** Begin **

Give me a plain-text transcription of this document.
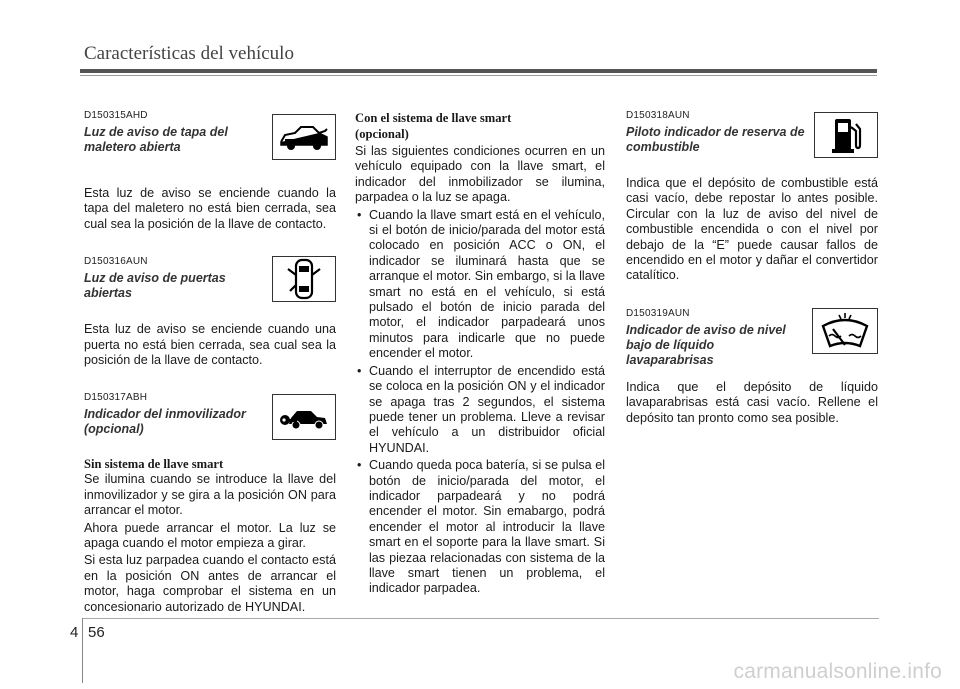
Características del vehículo
D150315AHD
Luz de aviso de tapa del maletero abierta
Esta luz de aviso se enciende cuando la tapa del maletero no está bien cerrada, sea cual sea la posición de la llave de contacto.
D150316AUN
Luz de aviso de puertas abiertas
Esta luz de aviso se enciende cuando una puerta no está bien cerrada, sea cual sea la posición de la llave de contacto.
D150317ABH
Indicador del inmovilizador (opcional)
Sin sistema de llave smart
Se ilumina cuando se introduce la llave del inmovilizador y se gira a la posición ON para arrancar el motor.
Ahora puede arrancar el motor. La luz se apaga cuando el motor empieza a girar.
Si esta luz parpadea cuando el contacto está en la posición ON antes de arrancar el motor, haga comprobar el sistema en un concesionario autorizado de HYUNDAI.
Con el sistema de llave smart
(opcional)
Si las siguientes condiciones ocurren en un vehículo equipado con la llave smart, el indicador del inmobilizador se ilumina, parpadea o la luz se apaga.
• Cuando la llave smart está en el vehículo, si el botón de inicio/parada del motor está colocado en posición ACC o ON, el indicador se iluminará hasta que se arranque el motor. Sin embargo, si la llave smart no está en el vehículo, si está pulsado el botón de inicio parada del motor, el indicador parpadeará unos minutos para indicarle que no puede encender el motor.
• Cuando el interruptor de encendido está se coloca en la posición ON y el indicador se apaga tras 2 segundos, el sistema puede tener un problema. Lleve a revisar el vehículo a un distribuidor oficial HYUNDAI.
• Cuando queda poca batería, si se pulsa el botón de inicio/parada del motor, el indicador parpadeará y no podrá encender el motor. Sin emabargo, podrá encender el motor al introducir la llave smart en el soporte para la llave smart. Si las piezaa relacionadas con sistema de la llave smart tienen un problema, el indicador parpadea.
D150318AUN
Piloto indicador de reserva de combustible
Indica que el depósito de combustible está casi vacío, debe repostar lo antes posible. Circular con la luz de aviso del nivel de combustible encendida o con el nivel por debajo de la “E” puede causar fallos de encendido en el motor y dañar el convertidor catalítico.
D150319AUN
Indicador de aviso de nivel bajo de líquido lavaparabrisas
Indica que el depósito de líquido lavaparabrisas está casi vacío. Rellene el depósito tan pronto como sea posible.
4 56
carmanualsonline.info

** End **

### TASK TO CARRY OUT
Among the lines of the data above, count those holding "tapa" and state only the number.

### EXPECTED OUTPUT
2